-- Start DATASET ROWS --
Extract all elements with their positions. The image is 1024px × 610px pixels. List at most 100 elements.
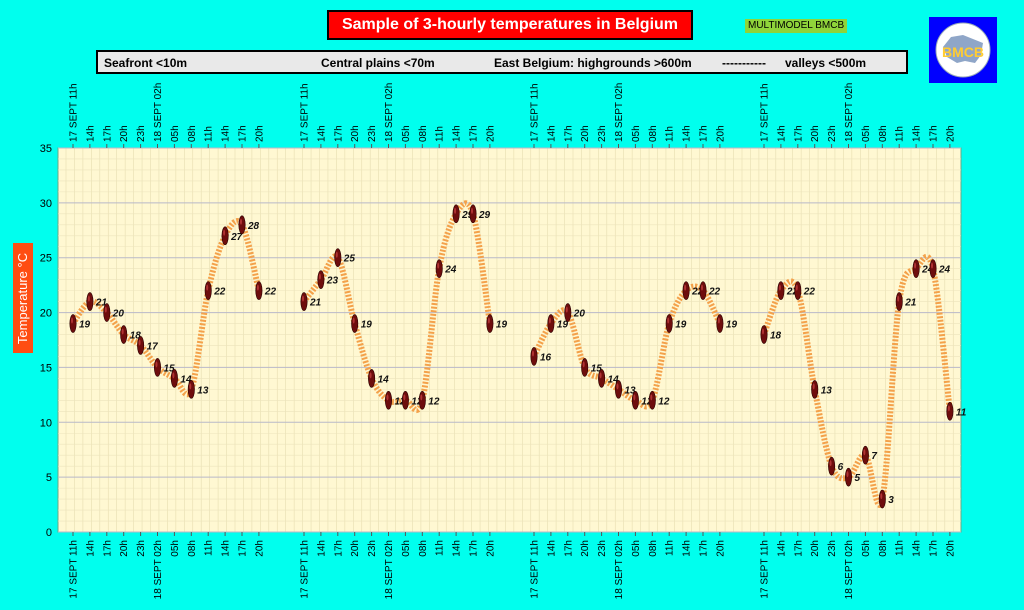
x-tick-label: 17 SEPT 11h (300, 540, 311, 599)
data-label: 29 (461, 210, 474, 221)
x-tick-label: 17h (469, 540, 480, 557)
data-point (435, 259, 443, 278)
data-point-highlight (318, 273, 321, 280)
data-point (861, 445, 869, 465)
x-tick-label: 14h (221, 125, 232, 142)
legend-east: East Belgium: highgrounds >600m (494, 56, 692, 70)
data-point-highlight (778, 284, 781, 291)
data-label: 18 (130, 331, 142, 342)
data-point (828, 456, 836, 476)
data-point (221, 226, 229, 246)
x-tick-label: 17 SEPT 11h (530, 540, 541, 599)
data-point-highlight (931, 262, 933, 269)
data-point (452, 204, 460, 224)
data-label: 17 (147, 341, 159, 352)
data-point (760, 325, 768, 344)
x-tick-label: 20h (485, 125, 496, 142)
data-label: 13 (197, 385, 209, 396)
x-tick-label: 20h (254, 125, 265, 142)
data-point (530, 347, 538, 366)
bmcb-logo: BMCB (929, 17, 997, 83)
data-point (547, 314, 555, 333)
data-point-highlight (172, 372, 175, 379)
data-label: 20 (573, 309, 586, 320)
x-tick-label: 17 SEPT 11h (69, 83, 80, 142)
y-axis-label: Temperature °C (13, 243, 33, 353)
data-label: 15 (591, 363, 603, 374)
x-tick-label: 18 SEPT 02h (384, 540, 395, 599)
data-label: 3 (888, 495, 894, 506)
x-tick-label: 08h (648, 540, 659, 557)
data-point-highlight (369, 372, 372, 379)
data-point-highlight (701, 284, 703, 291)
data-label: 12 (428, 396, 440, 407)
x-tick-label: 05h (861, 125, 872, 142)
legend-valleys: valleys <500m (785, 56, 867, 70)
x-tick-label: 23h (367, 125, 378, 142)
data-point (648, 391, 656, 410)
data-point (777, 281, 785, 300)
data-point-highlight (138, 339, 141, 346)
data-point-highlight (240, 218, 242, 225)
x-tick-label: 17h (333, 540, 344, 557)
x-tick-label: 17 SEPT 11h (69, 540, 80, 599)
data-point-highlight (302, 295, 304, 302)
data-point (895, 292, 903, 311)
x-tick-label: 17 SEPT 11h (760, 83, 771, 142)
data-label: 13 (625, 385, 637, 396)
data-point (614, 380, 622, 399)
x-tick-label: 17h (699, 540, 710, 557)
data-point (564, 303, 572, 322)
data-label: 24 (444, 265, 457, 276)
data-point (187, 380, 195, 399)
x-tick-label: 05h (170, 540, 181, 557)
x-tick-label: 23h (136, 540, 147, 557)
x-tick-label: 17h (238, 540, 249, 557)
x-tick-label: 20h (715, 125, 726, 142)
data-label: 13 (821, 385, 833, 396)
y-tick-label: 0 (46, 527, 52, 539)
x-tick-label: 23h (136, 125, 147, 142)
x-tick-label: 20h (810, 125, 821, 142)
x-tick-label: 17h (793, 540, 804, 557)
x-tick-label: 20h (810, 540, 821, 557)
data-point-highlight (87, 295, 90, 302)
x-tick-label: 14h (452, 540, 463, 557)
-- End DATASET ROWS --
* WHAT IS EXPECTED:
Transcribe the rows above line for line, without any changes, but leave out the picture placeholders.

* COMPLETE ANSWER:
Extract all elements with their positions. The image is 1024px × 610px pixels. List at most 100 elements.
x-tick-label: 17 SEPT 11h (300, 540, 311, 599)
data-label: 29 (461, 210, 474, 221)
x-tick-label: 17h (469, 540, 480, 557)
data-point (435, 259, 443, 278)
data-point-highlight (318, 273, 321, 280)
data-point (861, 445, 869, 465)
x-tick-label: 14h (221, 125, 232, 142)
legend-east: East Belgium: highgrounds >600m (494, 56, 692, 70)
data-point-highlight (778, 284, 781, 291)
data-label: 18 (130, 331, 142, 342)
data-point (828, 456, 836, 476)
data-point (221, 226, 229, 246)
x-tick-label: 17 SEPT 11h (530, 540, 541, 599)
data-point-highlight (931, 262, 933, 269)
data-point (452, 204, 460, 224)
data-label: 17 (147, 341, 159, 352)
data-point (760, 325, 768, 344)
x-tick-label: 20h (485, 125, 496, 142)
data-label: 13 (197, 385, 209, 396)
x-tick-label: 20h (254, 125, 265, 142)
data-point (530, 347, 538, 366)
bmcb-logo: BMCB (929, 17, 997, 83)
data-point (547, 314, 555, 333)
data-point-highlight (172, 372, 175, 379)
data-label: 20 (573, 309, 586, 320)
x-tick-label: 17 SEPT 11h (69, 83, 80, 142)
y-axis-label: Temperature °C (13, 243, 33, 353)
data-label: 15 (591, 363, 603, 374)
x-tick-label: 18 SEPT 02h (384, 540, 395, 599)
data-label: 3 (888, 495, 894, 506)
x-tick-label: 08h (648, 540, 659, 557)
data-point-highlight (369, 372, 372, 379)
data-point-highlight (701, 284, 703, 291)
data-label: 12 (428, 396, 440, 407)
x-tick-label: 05h (861, 125, 872, 142)
legend-valleys: valleys <500m (785, 56, 867, 70)
x-tick-label: 23h (367, 125, 378, 142)
data-point (648, 391, 656, 410)
data-point (777, 281, 785, 300)
data-point-highlight (138, 339, 141, 346)
data-point-highlight (240, 218, 242, 225)
x-tick-label: 17h (333, 540, 344, 557)
x-tick-label: 17 SEPT 11h (69, 540, 80, 599)
data-point-highlight (302, 295, 304, 302)
data-point (895, 292, 903, 311)
x-tick-label: 17 SEPT 11h (760, 83, 771, 142)
data-label: 13 (625, 385, 637, 396)
data-point (614, 380, 622, 399)
x-tick-label: 17h (699, 540, 710, 557)
data-point (564, 303, 572, 322)
data-label: 24 (444, 265, 457, 276)
data-point (187, 380, 195, 399)
x-tick-label: 05h (170, 540, 181, 557)
x-tick-label: 23h (136, 540, 147, 557)
x-tick-label: 17h (238, 540, 249, 557)
x-tick-label: 20h (715, 125, 726, 142)
data-label: 13 (821, 385, 833, 396)
y-tick-label: 0 (46, 527, 52, 539)
x-tick-label: 23h (136, 125, 147, 142)
x-tick-label: 20h (810, 125, 821, 142)
x-tick-label: 17h (793, 540, 804, 557)
x-tick-label: 20h (810, 540, 821, 557)
data-point-highlight (87, 295, 90, 302)
x-tick-label: 14h (452, 540, 463, 557)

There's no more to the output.